Exercise brief:
Reproduce each line exactly, including spacing and punctuation.
>> start Records supplied
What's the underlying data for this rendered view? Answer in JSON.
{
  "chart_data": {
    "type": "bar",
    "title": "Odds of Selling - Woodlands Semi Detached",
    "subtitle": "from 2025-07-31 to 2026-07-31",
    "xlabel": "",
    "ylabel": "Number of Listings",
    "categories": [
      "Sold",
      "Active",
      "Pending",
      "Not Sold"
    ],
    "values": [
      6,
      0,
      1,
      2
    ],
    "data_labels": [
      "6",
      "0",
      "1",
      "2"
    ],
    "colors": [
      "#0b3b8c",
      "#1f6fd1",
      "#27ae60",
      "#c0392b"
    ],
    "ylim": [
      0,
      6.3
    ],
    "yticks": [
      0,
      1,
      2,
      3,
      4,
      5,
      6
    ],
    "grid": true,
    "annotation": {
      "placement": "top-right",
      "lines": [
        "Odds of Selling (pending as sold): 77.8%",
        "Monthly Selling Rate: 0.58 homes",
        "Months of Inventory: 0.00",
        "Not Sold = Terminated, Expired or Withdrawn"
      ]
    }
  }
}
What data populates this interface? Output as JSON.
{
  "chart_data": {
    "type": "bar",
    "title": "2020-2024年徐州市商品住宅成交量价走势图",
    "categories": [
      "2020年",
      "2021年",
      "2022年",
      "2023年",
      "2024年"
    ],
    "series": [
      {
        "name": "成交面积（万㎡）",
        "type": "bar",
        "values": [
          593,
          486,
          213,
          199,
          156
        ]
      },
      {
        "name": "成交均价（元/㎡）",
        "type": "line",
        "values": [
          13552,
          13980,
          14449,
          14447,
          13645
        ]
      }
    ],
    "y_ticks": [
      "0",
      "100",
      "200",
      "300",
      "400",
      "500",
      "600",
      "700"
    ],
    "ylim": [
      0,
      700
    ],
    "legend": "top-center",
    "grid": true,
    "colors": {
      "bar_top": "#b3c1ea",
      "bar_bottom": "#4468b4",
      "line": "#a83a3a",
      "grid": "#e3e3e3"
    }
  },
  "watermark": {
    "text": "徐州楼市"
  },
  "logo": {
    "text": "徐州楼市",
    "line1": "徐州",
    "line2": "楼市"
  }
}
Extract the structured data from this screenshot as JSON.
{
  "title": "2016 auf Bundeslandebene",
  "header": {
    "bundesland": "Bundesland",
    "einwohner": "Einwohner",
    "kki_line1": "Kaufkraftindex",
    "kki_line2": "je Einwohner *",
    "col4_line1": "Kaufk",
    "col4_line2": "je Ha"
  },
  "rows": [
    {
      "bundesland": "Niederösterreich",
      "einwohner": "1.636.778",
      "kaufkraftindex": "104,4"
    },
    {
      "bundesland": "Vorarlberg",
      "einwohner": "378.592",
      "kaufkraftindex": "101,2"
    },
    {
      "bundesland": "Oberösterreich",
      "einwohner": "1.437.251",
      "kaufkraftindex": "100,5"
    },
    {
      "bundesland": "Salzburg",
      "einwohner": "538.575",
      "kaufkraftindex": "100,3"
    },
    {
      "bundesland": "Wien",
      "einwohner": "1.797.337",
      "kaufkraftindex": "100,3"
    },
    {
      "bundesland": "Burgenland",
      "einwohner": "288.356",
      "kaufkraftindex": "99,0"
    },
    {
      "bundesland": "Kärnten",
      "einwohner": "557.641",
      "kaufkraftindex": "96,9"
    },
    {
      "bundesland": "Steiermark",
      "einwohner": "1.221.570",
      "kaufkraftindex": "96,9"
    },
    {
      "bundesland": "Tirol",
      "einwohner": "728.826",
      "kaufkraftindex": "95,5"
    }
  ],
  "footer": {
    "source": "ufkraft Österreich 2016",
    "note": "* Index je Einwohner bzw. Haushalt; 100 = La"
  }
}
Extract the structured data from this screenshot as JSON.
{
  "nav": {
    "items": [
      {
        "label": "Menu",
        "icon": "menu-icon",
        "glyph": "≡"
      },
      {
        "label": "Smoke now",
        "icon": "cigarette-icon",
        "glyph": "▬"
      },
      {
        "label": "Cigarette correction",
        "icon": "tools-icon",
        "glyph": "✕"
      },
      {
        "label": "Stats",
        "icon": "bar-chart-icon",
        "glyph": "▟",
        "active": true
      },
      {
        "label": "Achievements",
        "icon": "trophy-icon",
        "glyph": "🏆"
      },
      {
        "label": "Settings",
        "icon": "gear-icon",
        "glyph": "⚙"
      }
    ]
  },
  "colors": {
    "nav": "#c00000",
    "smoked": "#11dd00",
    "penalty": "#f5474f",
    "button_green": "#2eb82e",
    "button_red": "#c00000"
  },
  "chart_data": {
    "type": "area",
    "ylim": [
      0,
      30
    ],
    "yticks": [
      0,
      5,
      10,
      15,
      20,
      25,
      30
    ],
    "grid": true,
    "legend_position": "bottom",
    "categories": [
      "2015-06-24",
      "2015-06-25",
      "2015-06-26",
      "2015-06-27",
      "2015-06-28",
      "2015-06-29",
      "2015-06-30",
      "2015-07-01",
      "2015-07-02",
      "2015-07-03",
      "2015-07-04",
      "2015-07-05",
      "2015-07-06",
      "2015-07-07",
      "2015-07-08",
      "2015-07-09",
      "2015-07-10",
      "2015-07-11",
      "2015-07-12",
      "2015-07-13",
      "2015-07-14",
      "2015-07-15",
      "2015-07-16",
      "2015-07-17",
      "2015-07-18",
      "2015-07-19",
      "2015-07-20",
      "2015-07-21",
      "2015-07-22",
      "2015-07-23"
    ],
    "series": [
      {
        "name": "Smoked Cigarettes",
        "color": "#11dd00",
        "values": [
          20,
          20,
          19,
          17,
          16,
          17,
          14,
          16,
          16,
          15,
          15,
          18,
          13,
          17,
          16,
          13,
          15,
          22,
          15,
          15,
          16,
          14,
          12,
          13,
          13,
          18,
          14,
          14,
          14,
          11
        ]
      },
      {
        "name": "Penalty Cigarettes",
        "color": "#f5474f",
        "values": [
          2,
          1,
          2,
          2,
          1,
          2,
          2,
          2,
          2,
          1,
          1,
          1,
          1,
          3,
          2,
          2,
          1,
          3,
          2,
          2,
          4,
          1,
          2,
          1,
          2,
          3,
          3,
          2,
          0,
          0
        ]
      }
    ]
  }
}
>> end Records supplied
Completed task:
What's the underlying data for this rendered view? Answer in JSON.
{
  "chart_data": {
    "type": "bar",
    "title": "Odds of Selling - Woodlands Semi Detached",
    "subtitle": "from 2025-07-31 to 2026-07-31",
    "xlabel": "",
    "ylabel": "Number of Listings",
    "categories": [
      "Sold",
      "Active",
      "Pending",
      "Not Sold"
    ],
    "values": [
      6,
      0,
      1,
      2
    ],
    "data_labels": [
      "6",
      "0",
      "1",
      "2"
    ],
    "colors": [
      "#0b3b8c",
      "#1f6fd1",
      "#27ae60",
      "#c0392b"
    ],
    "ylim": [
      0,
      6.3
    ],
    "yticks": [
      0,
      1,
      2,
      3,
      4,
      5,
      6
    ],
    "grid": true,
    "annotation": {
      "placement": "top-right",
      "lines": [
        "Odds of Selling (pending as sold): 77.8%",
        "Monthly Selling Rate: 0.58 homes",
        "Months of Inventory: 0.00",
        "Not Sold = Terminated, Expired or Withdrawn"
      ]
    }
  }
}
What data populates this interface? Output as JSON.
{
  "chart_data": {
    "type": "bar",
    "title": "2020-2024年徐州市商品住宅成交量价走势图",
    "categories": [
      "2020年",
      "2021年",
      "2022年",
      "2023年",
      "2024年"
    ],
    "series": [
      {
        "name": "成交面积（万㎡）",
        "type": "bar",
        "values": [
          593,
          486,
          213,
          199,
          156
        ]
      },
      {
        "name": "成交均价（元/㎡）",
        "type": "line",
        "values": [
          13552,
          13980,
          14449,
          14447,
          13645
        ]
      }
    ],
    "y_ticks": [
      "0",
      "100",
      "200",
      "300",
      "400",
      "500",
      "600",
      "700"
    ],
    "ylim": [
      0,
      700
    ],
    "legend": "top-center",
    "grid": true,
    "colors": {
      "bar_top": "#b3c1ea",
      "bar_bottom": "#4468b4",
      "line": "#a83a3a",
      "grid": "#e3e3e3"
    }
  },
  "watermark": {
    "text": "徐州楼市"
  },
  "logo": {
    "text": "徐州楼市",
    "line1": "徐州",
    "line2": "楼市"
  }
}
Extract the structured data from this screenshot as JSON.
{
  "title": "2016 auf Bundeslandebene",
  "header": {
    "bundesland": "Bundesland",
    "einwohner": "Einwohner",
    "kki_line1": "Kaufkraftindex",
    "kki_line2": "je Einwohner *",
    "col4_line1": "Kaufk",
    "col4_line2": "je Ha"
  },
  "rows": [
    {
      "bundesland": "Niederösterreich",
      "einwohner": "1.636.778",
      "kaufkraftindex": "104,4"
    },
    {
      "bundesland": "Vorarlberg",
      "einwohner": "378.592",
      "kaufkraftindex": "101,2"
    },
    {
      "bundesland": "Oberösterreich",
      "einwohner": "1.437.251",
      "kaufkraftindex": "100,5"
    },
    {
      "bundesland": "Salzburg",
      "einwohner": "538.575",
      "kaufkraftindex": "100,3"
    },
    {
      "bundesland": "Wien",
      "einwohner": "1.797.337",
      "kaufkraftindex": "100,3"
    },
    {
      "bundesland": "Burgenland",
      "einwohner": "288.356",
      "kaufkraftindex": "99,0"
    },
    {
      "bundesland": "Kärnten",
      "einwohner": "557.641",
      "kaufkraftindex": "96,9"
    },
    {
      "bundesland": "Steiermark",
      "einwohner": "1.221.570",
      "kaufkraftindex": "96,9"
    },
    {
      "bundesland": "Tirol",
      "einwohner": "728.826",
      "kaufkraftindex": "95,5"
    }
  ],
  "footer": {
    "source": "ufkraft Österreich 2016",
    "note": "* Index je Einwohner bzw. Haushalt; 100 = La"
  }
}
Extract the structured data from this screenshot as JSON.
{
  "nav": {
    "items": [
      {
        "label": "Menu",
        "icon": "menu-icon",
        "glyph": "≡"
      },
      {
        "label": "Smoke now",
        "icon": "cigarette-icon",
        "glyph": "▬"
      },
      {
        "label": "Cigarette correction",
        "icon": "tools-icon",
        "glyph": "✕"
      },
      {
        "label": "Stats",
        "icon": "bar-chart-icon",
        "glyph": "▟",
        "active": true
      },
      {
        "label": "Achievements",
        "icon": "trophy-icon",
        "glyph": "🏆"
      },
      {
        "label": "Settings",
        "icon": "gear-icon",
        "glyph": "⚙"
      }
    ]
  },
  "colors": {
    "nav": "#c00000",
    "smoked": "#11dd00",
    "penalty": "#f5474f",
    "button_green": "#2eb82e",
    "button_red": "#c00000"
  },
  "chart_data": {
    "type": "area",
    "ylim": [
      0,
      30
    ],
    "yticks": [
      0,
      5,
      10,
      15,
      20,
      25,
      30
    ],
    "grid": true,
    "legend_position": "bottom",
    "categories": [
      "2015-06-24",
      "2015-06-25",
      "2015-06-26",
      "2015-06-27",
      "2015-06-28",
      "2015-06-29",
      "2015-06-30",
      "2015-07-01",
      "2015-07-02",
      "2015-07-03",
      "2015-07-04",
      "2015-07-05",
      "2015-07-06",
      "2015-07-07",
      "2015-07-08",
      "2015-07-09",
      "2015-07-10",
      "2015-07-11",
      "2015-07-12",
      "2015-07-13",
      "2015-07-14",
      "2015-07-15",
      "2015-07-16",
      "2015-07-17",
      "2015-07-18",
      "2015-07-19",
      "2015-07-20",
      "2015-07-21",
      "2015-07-22",
      "2015-07-23"
    ],
    "series": [
      {
        "name": "Smoked Cigarettes",
        "color": "#11dd00",
        "values": [
          20,
          20,
          19,
          17,
          16,
          17,
          14,
          16,
          16,
          15,
          15,
          18,
          13,
          17,
          16,
          13,
          15,
          22,
          15,
          15,
          16,
          14,
          12,
          13,
          13,
          18,
          14,
          14,
          14,
          11
        ]
      },
      {
        "name": "Penalty Cigarettes",
        "color": "#f5474f",
        "values": [
          2,
          1,
          2,
          2,
          1,
          2,
          2,
          2,
          2,
          1,
          1,
          1,
          1,
          3,
          2,
          2,
          1,
          3,
          2,
          2,
          4,
          1,
          2,
          1,
          2,
          3,
          3,
          2,
          0,
          0
        ]
      }
    ]
  }
}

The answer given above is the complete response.